TASK STATEMENT: Leave out the pictures and transcribe everything else exactly.

--- START DATA FOR PROCESSING ---

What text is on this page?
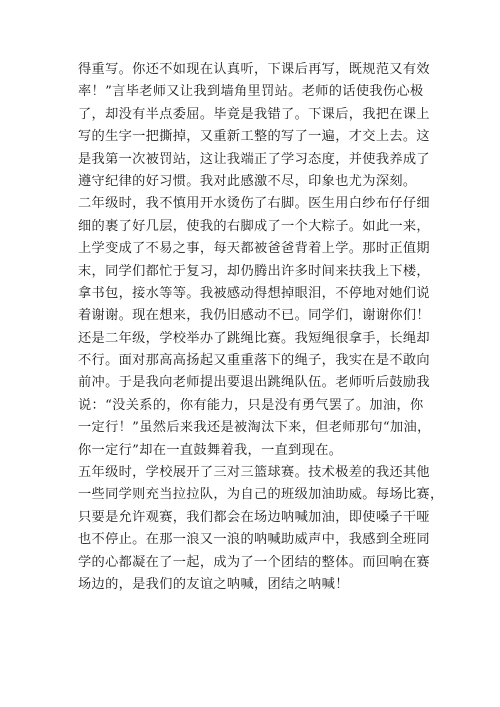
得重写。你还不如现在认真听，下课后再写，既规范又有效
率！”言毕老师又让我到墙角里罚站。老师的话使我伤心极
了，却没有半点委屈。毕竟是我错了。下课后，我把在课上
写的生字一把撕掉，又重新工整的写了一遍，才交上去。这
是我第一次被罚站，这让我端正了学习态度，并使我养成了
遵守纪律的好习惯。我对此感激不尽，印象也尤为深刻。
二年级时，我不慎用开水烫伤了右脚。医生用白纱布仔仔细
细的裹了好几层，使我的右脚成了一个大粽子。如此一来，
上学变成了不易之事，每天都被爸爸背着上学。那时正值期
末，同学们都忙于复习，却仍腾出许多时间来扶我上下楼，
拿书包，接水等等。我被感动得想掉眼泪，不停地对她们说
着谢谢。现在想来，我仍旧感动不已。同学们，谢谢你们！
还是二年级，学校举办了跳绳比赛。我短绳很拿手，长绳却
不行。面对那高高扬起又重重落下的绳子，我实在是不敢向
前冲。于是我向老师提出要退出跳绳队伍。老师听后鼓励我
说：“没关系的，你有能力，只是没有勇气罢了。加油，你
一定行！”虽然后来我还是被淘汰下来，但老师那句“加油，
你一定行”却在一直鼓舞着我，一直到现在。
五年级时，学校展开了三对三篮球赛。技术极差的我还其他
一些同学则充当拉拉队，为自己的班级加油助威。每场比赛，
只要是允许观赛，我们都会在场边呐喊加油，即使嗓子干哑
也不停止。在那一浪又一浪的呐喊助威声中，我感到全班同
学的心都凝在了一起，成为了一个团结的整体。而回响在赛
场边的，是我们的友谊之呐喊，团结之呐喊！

--- END DATA FOR PROCESSING ---

OUTPUT BELOW:
What text is on this page?
得重写。你还不如现在认真听，下课后再写，既规范又有效
率！”言毕老师又让我到墙角里罚站。老师的话使我伤心极
了，却没有半点委屈。毕竟是我错了。下课后，我把在课上
写的生字一把撕掉，又重新工整的写了一遍，才交上去。这
是我第一次被罚站，这让我端正了学习态度，并使我养成了
遵守纪律的好习惯。我对此感激不尽，印象也尤为深刻。
二年级时，我不慎用开水烫伤了右脚。医生用白纱布仔仔细
细的裹了好几层，使我的右脚成了一个大粽子。如此一来，
上学变成了不易之事，每天都被爸爸背着上学。那时正值期
末，同学们都忙于复习，却仍腾出许多时间来扶我上下楼，
拿书包，接水等等。我被感动得想掉眼泪，不停地对她们说
着谢谢。现在想来，我仍旧感动不已。同学们，谢谢你们！
还是二年级，学校举办了跳绳比赛。我短绳很拿手，长绳却
不行。面对那高高扬起又重重落下的绳子，我实在是不敢向
前冲。于是我向老师提出要退出跳绳队伍。老师听后鼓励我
说：“没关系的，你有能力，只是没有勇气罢了。加油，你
一定行！”虽然后来我还是被淘汰下来，但老师那句“加油，
你一定行”却在一直鼓舞着我，一直到现在。
五年级时，学校展开了三对三篮球赛。技术极差的我还其他
一些同学则充当拉拉队，为自己的班级加油助威。每场比赛，
只要是允许观赛，我们都会在场边呐喊加油，即使嗓子干哑
也不停止。在那一浪又一浪的呐喊助威声中，我感到全班同
学的心都凝在了一起，成为了一个团结的整体。而回响在赛
场边的，是我们的友谊之呐喊，团结之呐喊！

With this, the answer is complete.